§ **WHAT IS NEEDED**
Select every line holding the word "this" and copy it.

§ **GIVEN INFORMATION**
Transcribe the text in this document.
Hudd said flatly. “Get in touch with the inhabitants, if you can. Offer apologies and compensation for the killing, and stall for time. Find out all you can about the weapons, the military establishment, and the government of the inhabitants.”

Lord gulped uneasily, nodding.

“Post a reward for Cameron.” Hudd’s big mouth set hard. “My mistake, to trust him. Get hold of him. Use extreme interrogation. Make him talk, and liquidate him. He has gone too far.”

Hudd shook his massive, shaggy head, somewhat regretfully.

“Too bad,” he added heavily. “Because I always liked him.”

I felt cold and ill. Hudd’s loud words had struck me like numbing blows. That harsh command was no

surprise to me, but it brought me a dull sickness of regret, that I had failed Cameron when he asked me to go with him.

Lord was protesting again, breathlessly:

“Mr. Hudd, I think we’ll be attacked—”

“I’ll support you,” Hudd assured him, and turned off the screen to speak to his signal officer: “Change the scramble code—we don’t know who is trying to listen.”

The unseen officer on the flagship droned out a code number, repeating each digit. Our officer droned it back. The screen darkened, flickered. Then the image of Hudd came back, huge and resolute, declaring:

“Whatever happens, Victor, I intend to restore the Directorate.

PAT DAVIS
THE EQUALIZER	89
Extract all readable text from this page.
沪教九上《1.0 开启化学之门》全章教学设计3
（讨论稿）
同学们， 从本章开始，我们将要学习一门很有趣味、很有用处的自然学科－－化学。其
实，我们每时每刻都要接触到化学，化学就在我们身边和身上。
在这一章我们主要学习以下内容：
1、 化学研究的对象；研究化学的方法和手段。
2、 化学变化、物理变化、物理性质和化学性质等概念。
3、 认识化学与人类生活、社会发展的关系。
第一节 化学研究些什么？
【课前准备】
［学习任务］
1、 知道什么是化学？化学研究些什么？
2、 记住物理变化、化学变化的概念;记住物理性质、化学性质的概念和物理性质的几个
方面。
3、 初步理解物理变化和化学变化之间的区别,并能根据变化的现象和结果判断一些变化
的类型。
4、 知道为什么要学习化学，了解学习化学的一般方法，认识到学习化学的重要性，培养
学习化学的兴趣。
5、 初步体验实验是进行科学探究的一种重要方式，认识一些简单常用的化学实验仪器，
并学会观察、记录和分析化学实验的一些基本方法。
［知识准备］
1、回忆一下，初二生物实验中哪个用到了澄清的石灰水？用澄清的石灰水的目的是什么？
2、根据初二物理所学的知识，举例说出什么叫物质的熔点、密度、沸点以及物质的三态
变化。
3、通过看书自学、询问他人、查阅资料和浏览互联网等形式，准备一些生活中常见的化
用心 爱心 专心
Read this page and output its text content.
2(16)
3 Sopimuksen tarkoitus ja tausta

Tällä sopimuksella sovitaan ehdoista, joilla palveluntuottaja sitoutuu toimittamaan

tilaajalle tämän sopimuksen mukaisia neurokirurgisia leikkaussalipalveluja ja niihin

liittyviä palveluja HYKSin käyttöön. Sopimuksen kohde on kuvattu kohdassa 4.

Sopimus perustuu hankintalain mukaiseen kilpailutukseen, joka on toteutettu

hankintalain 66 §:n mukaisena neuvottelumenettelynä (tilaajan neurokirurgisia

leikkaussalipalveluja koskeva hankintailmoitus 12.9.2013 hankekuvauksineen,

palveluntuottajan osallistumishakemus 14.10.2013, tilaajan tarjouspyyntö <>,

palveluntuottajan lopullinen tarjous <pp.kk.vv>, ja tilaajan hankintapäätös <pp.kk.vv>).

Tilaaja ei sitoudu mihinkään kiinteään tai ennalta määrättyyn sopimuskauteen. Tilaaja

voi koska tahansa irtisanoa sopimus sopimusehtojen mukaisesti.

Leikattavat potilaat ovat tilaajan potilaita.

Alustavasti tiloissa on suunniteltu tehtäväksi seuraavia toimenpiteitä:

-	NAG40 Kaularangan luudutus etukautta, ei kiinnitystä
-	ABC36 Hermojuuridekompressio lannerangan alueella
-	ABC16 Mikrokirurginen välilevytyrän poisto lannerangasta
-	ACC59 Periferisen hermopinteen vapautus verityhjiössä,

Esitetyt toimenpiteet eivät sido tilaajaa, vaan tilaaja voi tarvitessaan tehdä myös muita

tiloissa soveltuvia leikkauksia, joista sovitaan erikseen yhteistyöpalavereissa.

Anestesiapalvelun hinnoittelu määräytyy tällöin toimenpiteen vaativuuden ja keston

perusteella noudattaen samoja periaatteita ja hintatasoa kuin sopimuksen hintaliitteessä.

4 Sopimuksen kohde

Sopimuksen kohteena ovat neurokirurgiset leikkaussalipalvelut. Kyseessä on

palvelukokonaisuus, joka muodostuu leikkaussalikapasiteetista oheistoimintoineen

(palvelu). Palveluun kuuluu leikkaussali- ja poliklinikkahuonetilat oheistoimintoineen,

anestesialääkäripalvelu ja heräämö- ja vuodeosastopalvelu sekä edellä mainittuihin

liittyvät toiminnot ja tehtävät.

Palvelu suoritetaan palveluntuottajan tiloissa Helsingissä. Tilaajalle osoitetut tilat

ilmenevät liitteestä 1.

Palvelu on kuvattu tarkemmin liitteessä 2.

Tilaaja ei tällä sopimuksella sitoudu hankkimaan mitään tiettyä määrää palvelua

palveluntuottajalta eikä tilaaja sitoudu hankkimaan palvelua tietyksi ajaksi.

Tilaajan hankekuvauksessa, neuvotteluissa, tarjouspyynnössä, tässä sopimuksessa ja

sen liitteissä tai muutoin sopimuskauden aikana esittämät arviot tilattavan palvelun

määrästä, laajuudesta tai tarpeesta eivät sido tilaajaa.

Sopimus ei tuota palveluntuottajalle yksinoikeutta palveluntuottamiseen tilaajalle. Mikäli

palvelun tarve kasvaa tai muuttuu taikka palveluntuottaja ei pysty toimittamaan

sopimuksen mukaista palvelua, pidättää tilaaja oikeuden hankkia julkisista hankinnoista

§ **THE RESULT**
Transcribe the text in this document.
Extract all readable text from this page.
Read this page and output its text content.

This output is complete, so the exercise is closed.